* **What is being asked**
Copy out the data exactly, leaving the pictures behind.

* **Records for the exercise**
>>
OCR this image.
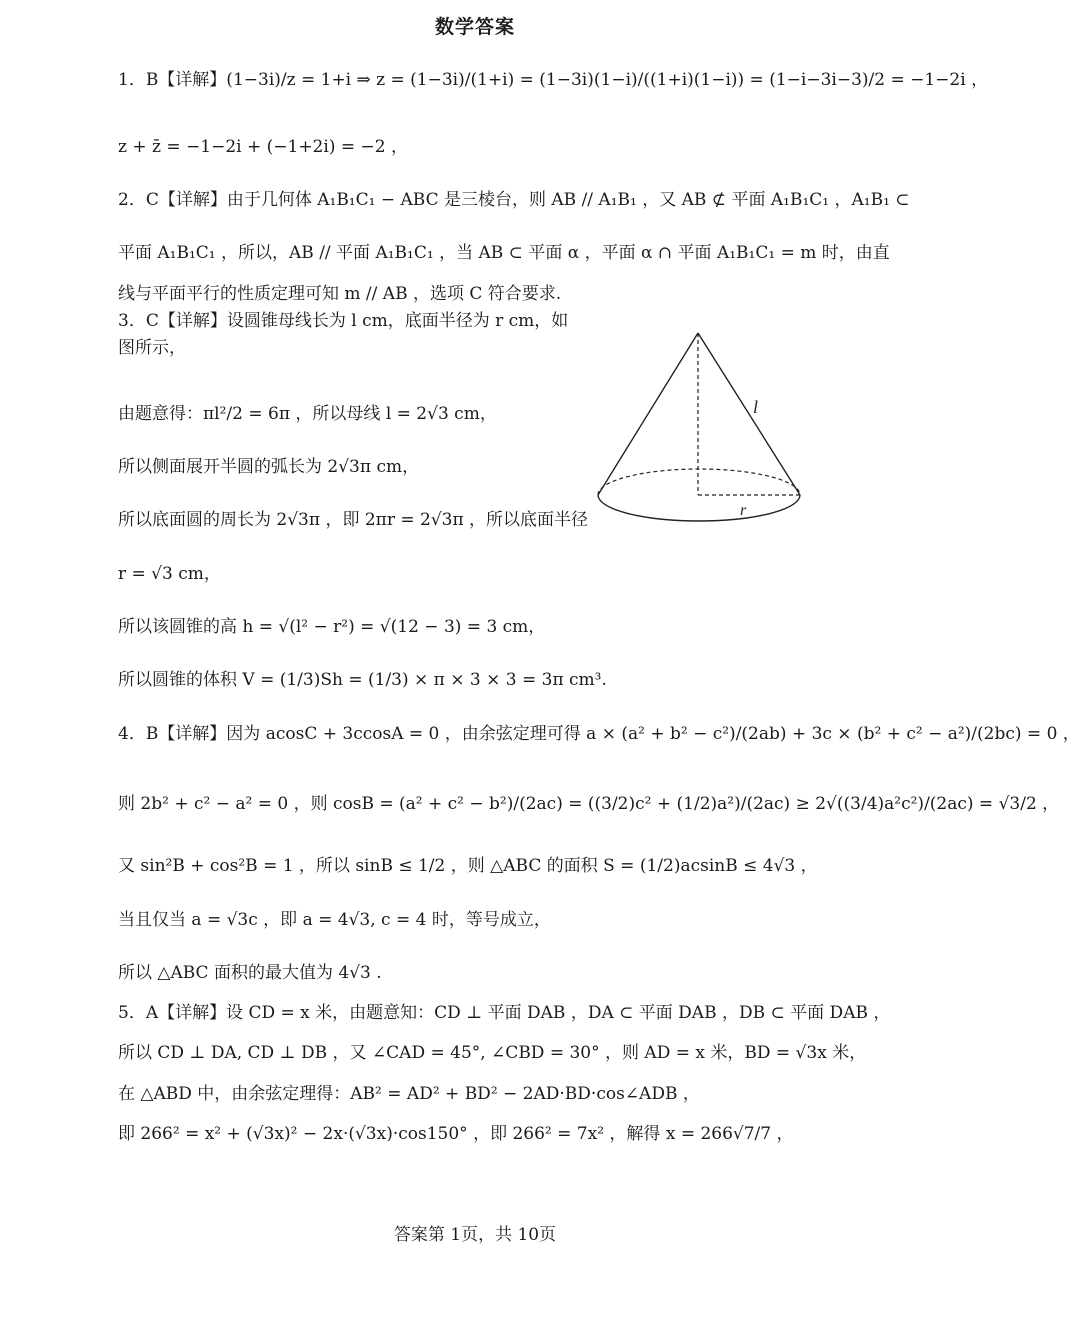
数学答案
1．B【详解】(1−3i)/z = 1+i ⇒ z = (1−3i)/(1+i) = (1−3i)(1−i)/((1+i)(1−i)) = (1−i−3i−3)/2 = −1−2i ，
z + z̄ = −1−2i + (−1+2i) = −2 ，
2．C【详解】由于几何体 A₁B₁C₁ − ABC 是三棱台，则 AB // A₁B₁ ，又 AB ⊄ 平面 A₁B₁C₁ ，A₁B₁ ⊂
平面 A₁B₁C₁ ，所以，AB // 平面 A₁B₁C₁ ，当 AB ⊂ 平面 α ，平面 α ∩ 平面 A₁B₁C₁ = m 时，由直
线与平面平行的性质定理可知 m // AB ，选项 C 符合要求.
3．C【详解】设圆锥母线长为 l cm，底面半径为 r cm，如
图所示，
由题意得：πl²/2 = 6π ，所以母线 l = 2√3 cm，
所以侧面展开半圆的弧长为 2√3π cm，
所以底面圆的周长为 2√3π ，即 2πr = 2√3π ，所以底面半径
r = √3 cm，
所以该圆锥的高 h = √(l² − r²) = √(12 − 3) = 3 cm，
所以圆锥的体积 V = (1/3)Sh = (1/3) × π × 3 × 3 = 3π cm³.
4．B【详解】因为 acosC + 3ccosA = 0 ，由余弦定理可得 a × (a² + b² − c²)/(2ab) + 3c × (b² + c² − a²)/(2bc) = 0 ，
则 2b² + c² − a² = 0 ，则 cosB = (a² + c² − b²)/(2ac) = ((3/2)c² + (1/2)a²)/(2ac) ≥ 2√((3/4)a²c²)/(2ac) = √3/2 ，
又 sin²B + cos²B = 1 ，所以 sinB ≤ 1/2 ，则 △ABC 的面积 S = (1/2)acsinB ≤ 4√3 ，
当且仅当 a = √3c ，即 a = 4√3, c = 4 时，等号成立，
所以 △ABC 面积的最大值为 4√3 .
5．A【详解】设 CD = x 米，由题意知：CD ⊥ 平面 DAB ，DA ⊂ 平面 DAB ，DB ⊂ 平面 DAB ，
所以 CD ⊥ DA, CD ⊥ DB ，又 ∠CAD = 45°, ∠CBD = 30° ，则 AD = x 米，BD = √3x 米，
在 △ABD 中，由余弦定理得：AB² = AD² + BD² − 2AD·BD·cos∠ADB ，
即 266² = x² + (√3x)² − 2x·(√3x)·cos150° ，即 266² = 7x² ，解得 x = 266√7/7 ，
l
r
答案第 1页，共 10页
<<
* **Result of the task**
OCR this image.
数学答案
1．B【详解】(1−3i)/z = 1+i ⇒ z = (1−3i)/(1+i) = (1−3i)(1−i)/((1+i)(1−i)) = (1−i−3i−3)/2 = −1−2i ，
z + z̄ = −1−2i + (−1+2i) = −2 ，
2．C【详解】由于几何体 A₁B₁C₁ − ABC 是三棱台，则 AB // A₁B₁ ，又 AB ⊄ 平面 A₁B₁C₁ ，A₁B₁ ⊂
平面 A₁B₁C₁ ，所以，AB // 平面 A₁B₁C₁ ，当 AB ⊂ 平面 α ，平面 α ∩ 平面 A₁B₁C₁ = m 时，由直
线与平面平行的性质定理可知 m // AB ，选项 C 符合要求.
3．C【详解】设圆锥母线长为 l cm，底面半径为 r cm，如
图所示，
由题意得：πl²/2 = 6π ，所以母线 l = 2√3 cm，
所以侧面展开半圆的弧长为 2√3π cm，
所以底面圆的周长为 2√3π ，即 2πr = 2√3π ，所以底面半径
r = √3 cm，
所以该圆锥的高 h = √(l² − r²) = √(12 − 3) = 3 cm，
所以圆锥的体积 V = (1/3)Sh = (1/3) × π × 3 × 3 = 3π cm³.
4．B【详解】因为 acosC + 3ccosA = 0 ，由余弦定理可得 a × (a² + b² − c²)/(2ab) + 3c × (b² + c² − a²)/(2bc) = 0 ，
则 2b² + c² − a² = 0 ，则 cosB = (a² + c² − b²)/(2ac) = ((3/2)c² + (1/2)a²)/(2ac) ≥ 2√((3/4)a²c²)/(2ac) = √3/2 ，
又 sin²B + cos²B = 1 ，所以 sinB ≤ 1/2 ，则 △ABC 的面积 S = (1/2)acsinB ≤ 4√3 ，
当且仅当 a = √3c ，即 a = 4√3, c = 4 时，等号成立，
所以 △ABC 面积的最大值为 4√3 .
5．A【详解】设 CD = x 米，由题意知：CD ⊥ 平面 DAB ，DA ⊂ 平面 DAB ，DB ⊂ 平面 DAB ，
所以 CD ⊥ DA, CD ⊥ DB ，又 ∠CAD = 45°, ∠CBD = 30° ，则 AD = x 米，BD = √3x 米，
在 △ABD 中，由余弦定理得：AB² = AD² + BD² − 2AD·BD·cos∠ADB ，
即 266² = x² + (√3x)² − 2x·(√3x)·cos150° ，即 266² = 7x² ，解得 x = 266√7/7 ，
l
r
答案第 1页，共 10页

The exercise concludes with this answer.